Print the records below word for word, but leave out the pictures.
· · · · ·
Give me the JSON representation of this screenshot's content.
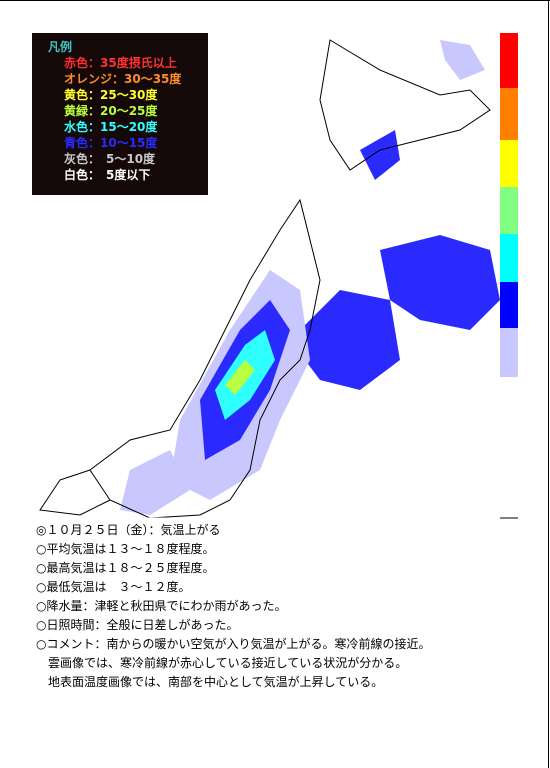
{
  "legend": {
    "title": "凡例",
    "items": [
      {
        "label": "赤色：35度摂氏以上",
        "color": "#ff3030"
      },
      {
        "label": "オレンジ：30〜35度",
        "color": "#ff8c2a"
      },
      {
        "label": "黄色：25〜30度",
        "color": "#ffff30"
      },
      {
        "label": "黄緑：20〜25度",
        "color": "#b8ff40"
      },
      {
        "label": "水色：15〜20度",
        "color": "#30ffff"
      },
      {
        "label": "青色：10〜15度",
        "color": "#2a2aff"
      },
      {
        "label": "灰色：　5〜10度",
        "color": "#c8c8c8"
      },
      {
        "label": "白色：　5度以下",
        "color": "#ffffff"
      }
    ]
  },
  "notes": {
    "lines": [
      "◎１０月２５日（金）：気温上がる",
      "○平均気温は１３〜１８度程度。",
      "○最高気温は１８〜２５度程度。",
      "○最低気温は　３〜１２度。",
      "○降水量：津軽と秋田県でにわか雨があった。",
      "○日照時間：全般に日差しがあった。",
      "○コメント：南からの暖かい空気が入り気温が上がる。寒冷前線の接近。",
      "　雲画像では、寒冷前線が赤心している接近している状況が分かる。",
      "　地表面温度画像では、南部を中心として気温が上昇している。"
    ]
  }
}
· · · · ·
- Output for this task -
Give me the JSON representation of this screenshot's content.
{
  "legend": {
    "title": "凡例",
    "items": [
      {
        "label": "赤色：35度摂氏以上",
        "color": "#ff3030"
      },
      {
        "label": "オレンジ：30〜35度",
        "color": "#ff8c2a"
      },
      {
        "label": "黄色：25〜30度",
        "color": "#ffff30"
      },
      {
        "label": "黄緑：20〜25度",
        "color": "#b8ff40"
      },
      {
        "label": "水色：15〜20度",
        "color": "#30ffff"
      },
      {
        "label": "青色：10〜15度",
        "color": "#2a2aff"
      },
      {
        "label": "灰色：　5〜10度",
        "color": "#c8c8c8"
      },
      {
        "label": "白色：　5度以下",
        "color": "#ffffff"
      }
    ]
  },
  "notes": {
    "lines": [
      "◎１０月２５日（金）：気温上がる",
      "○平均気温は１３〜１８度程度。",
      "○最高気温は１８〜２５度程度。",
      "○最低気温は　３〜１２度。",
      "○降水量：津軽と秋田県でにわか雨があった。",
      "○日照時間：全般に日差しがあった。",
      "○コメント：南からの暖かい空気が入り気温が上がる。寒冷前線の接近。",
      "　雲画像では、寒冷前線が赤心している接近している状況が分かる。",
      "　地表面温度画像では、南部を中心として気温が上昇している。"
    ]
  }
}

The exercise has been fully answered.